▶ Requirement:
The records that follow must be reproduced in full, exactly as written.

Items listed in a dataset:
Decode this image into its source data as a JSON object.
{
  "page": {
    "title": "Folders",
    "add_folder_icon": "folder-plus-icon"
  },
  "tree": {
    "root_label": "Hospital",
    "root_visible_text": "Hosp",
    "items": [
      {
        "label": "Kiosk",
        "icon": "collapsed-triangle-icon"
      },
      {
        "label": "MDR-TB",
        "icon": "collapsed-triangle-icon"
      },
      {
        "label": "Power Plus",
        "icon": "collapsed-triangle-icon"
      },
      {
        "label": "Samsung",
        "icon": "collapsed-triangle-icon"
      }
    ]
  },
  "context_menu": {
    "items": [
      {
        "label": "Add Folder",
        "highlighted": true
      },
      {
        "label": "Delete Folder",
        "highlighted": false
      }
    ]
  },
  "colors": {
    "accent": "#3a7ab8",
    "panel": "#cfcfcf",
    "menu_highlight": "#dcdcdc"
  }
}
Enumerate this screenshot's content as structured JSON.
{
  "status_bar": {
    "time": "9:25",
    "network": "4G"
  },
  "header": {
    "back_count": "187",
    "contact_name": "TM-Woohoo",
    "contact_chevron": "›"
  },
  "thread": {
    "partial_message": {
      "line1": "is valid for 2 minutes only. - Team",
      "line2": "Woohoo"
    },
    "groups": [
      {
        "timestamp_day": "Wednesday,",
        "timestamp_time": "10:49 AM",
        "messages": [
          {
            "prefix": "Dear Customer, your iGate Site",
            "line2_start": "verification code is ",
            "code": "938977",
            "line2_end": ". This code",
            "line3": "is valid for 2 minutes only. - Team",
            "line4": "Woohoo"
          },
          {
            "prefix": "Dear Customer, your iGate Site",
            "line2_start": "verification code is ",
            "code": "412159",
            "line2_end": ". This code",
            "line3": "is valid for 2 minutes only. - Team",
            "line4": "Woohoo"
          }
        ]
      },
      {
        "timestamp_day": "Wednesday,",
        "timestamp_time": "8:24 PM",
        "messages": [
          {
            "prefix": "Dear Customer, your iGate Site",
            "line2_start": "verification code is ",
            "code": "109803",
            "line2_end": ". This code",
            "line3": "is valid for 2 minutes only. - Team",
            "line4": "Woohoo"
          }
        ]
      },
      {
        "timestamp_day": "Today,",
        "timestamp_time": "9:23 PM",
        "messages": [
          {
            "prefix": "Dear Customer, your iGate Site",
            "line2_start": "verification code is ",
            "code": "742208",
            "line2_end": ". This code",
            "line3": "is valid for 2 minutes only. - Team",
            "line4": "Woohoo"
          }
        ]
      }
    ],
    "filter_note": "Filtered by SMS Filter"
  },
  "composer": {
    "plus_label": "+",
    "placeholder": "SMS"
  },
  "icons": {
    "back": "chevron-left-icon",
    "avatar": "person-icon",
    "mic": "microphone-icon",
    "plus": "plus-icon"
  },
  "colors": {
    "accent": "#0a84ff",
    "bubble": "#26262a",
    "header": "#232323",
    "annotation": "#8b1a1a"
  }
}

▶ Expected answer:
Decode this image into its source data as a JSON object.
{
  "page": {
    "title": "Folders",
    "add_folder_icon": "folder-plus-icon"
  },
  "tree": {
    "root_label": "Hospital",
    "root_visible_text": "Hosp",
    "items": [
      {
        "label": "Kiosk",
        "icon": "collapsed-triangle-icon"
      },
      {
        "label": "MDR-TB",
        "icon": "collapsed-triangle-icon"
      },
      {
        "label": "Power Plus",
        "icon": "collapsed-triangle-icon"
      },
      {
        "label": "Samsung",
        "icon": "collapsed-triangle-icon"
      }
    ]
  },
  "context_menu": {
    "items": [
      {
        "label": "Add Folder",
        "highlighted": true
      },
      {
        "label": "Delete Folder",
        "highlighted": false
      }
    ]
  },
  "colors": {
    "accent": "#3a7ab8",
    "panel": "#cfcfcf",
    "menu_highlight": "#dcdcdc"
  }
}
Enumerate this screenshot's content as structured JSON.
{
  "status_bar": {
    "time": "9:25",
    "network": "4G"
  },
  "header": {
    "back_count": "187",
    "contact_name": "TM-Woohoo",
    "contact_chevron": "›"
  },
  "thread": {
    "partial_message": {
      "line1": "is valid for 2 minutes only. - Team",
      "line2": "Woohoo"
    },
    "groups": [
      {
        "timestamp_day": "Wednesday,",
        "timestamp_time": "10:49 AM",
        "messages": [
          {
            "prefix": "Dear Customer, your iGate Site",
            "line2_start": "verification code is ",
            "code": "938977",
            "line2_end": ". This code",
            "line3": "is valid for 2 minutes only. - Team",
            "line4": "Woohoo"
          },
          {
            "prefix": "Dear Customer, your iGate Site",
            "line2_start": "verification code is ",
            "code": "412159",
            "line2_end": ". This code",
            "line3": "is valid for 2 minutes only. - Team",
            "line4": "Woohoo"
          }
        ]
      },
      {
        "timestamp_day": "Wednesday,",
        "timestamp_time": "8:24 PM",
        "messages": [
          {
            "prefix": "Dear Customer, your iGate Site",
            "line2_start": "verification code is ",
            "code": "109803",
            "line2_end": ". This code",
            "line3": "is valid for 2 minutes only. - Team",
            "line4": "Woohoo"
          }
        ]
      },
      {
        "timestamp_day": "Today,",
        "timestamp_time": "9:23 PM",
        "messages": [
          {
            "prefix": "Dear Customer, your iGate Site",
            "line2_start": "verification code is ",
            "code": "742208",
            "line2_end": ". This code",
            "line3": "is valid for 2 minutes only. - Team",
            "line4": "Woohoo"
          }
        ]
      }
    ],
    "filter_note": "Filtered by SMS Filter"
  },
  "composer": {
    "plus_label": "+",
    "placeholder": "SMS"
  },
  "icons": {
    "back": "chevron-left-icon",
    "avatar": "person-icon",
    "mic": "microphone-icon",
    "plus": "plus-icon"
  },
  "colors": {
    "accent": "#0a84ff",
    "bubble": "#26262a",
    "header": "#232323",
    "annotation": "#8b1a1a"
  }
}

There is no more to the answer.